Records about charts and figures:
# # # #
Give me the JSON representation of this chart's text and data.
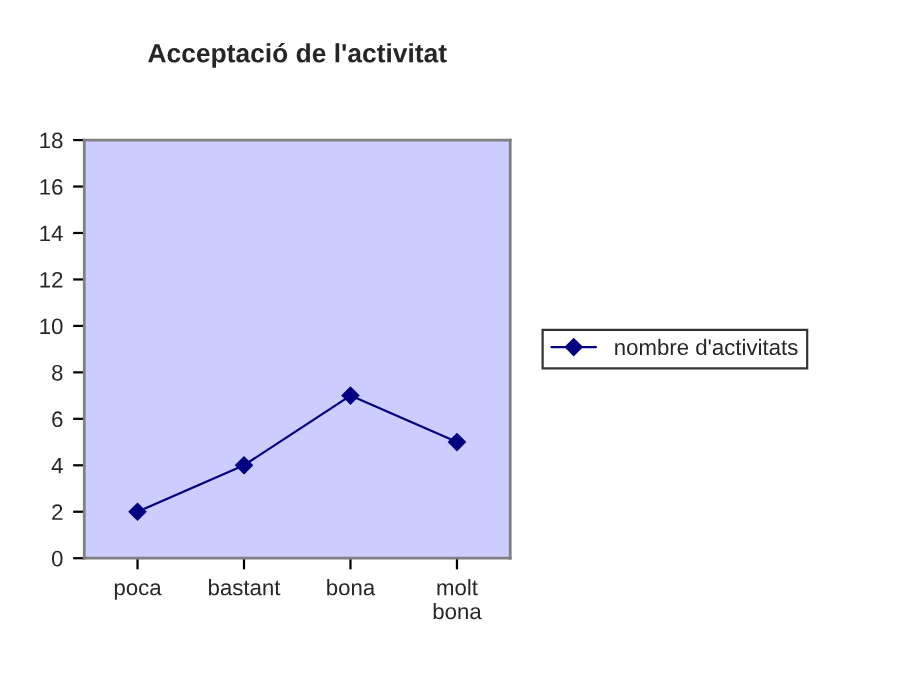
{
  "chart_data": {
    "type": "line",
    "title": "Acceptació de l'activitat",
    "categories": [
      "poca",
      "bastant",
      "bona",
      "molt\nbona"
    ],
    "series": [
      {
        "name": "nombre d'activitats",
        "color": "#000080",
        "values": [
          2,
          4,
          7,
          5
        ]
      }
    ],
    "ylim": [
      0,
      18
    ],
    "yticks": [
      0,
      2,
      4,
      6,
      8,
      10,
      12,
      14,
      16,
      18
    ],
    "grid": false,
    "legend": "right",
    "marker": "diamond",
    "line_style": "solid"
  }
}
# # # #
### WRITTEN PROBLEM
Give an exact reproduction of every line, leaving out any picture.

### ANSWER FOR THIS EXERCISE
Give me the JSON representation of this chart's text and data.
{
  "chart_data": {
    "type": "line",
    "title": "Acceptació de l'activitat",
    "categories": [
      "poca",
      "bastant",
      "bona",
      "molt\nbona"
    ],
    "series": [
      {
        "name": "nombre d'activitats",
        "color": "#000080",
        "values": [
          2,
          4,
          7,
          5
        ]
      }
    ],
    "ylim": [
      0,
      18
    ],
    "yticks": [
      0,
      2,
      4,
      6,
      8,
      10,
      12,
      14,
      16,
      18
    ],
    "grid": false,
    "legend": "right",
    "marker": "diamond",
    "line_style": "solid"
  }
}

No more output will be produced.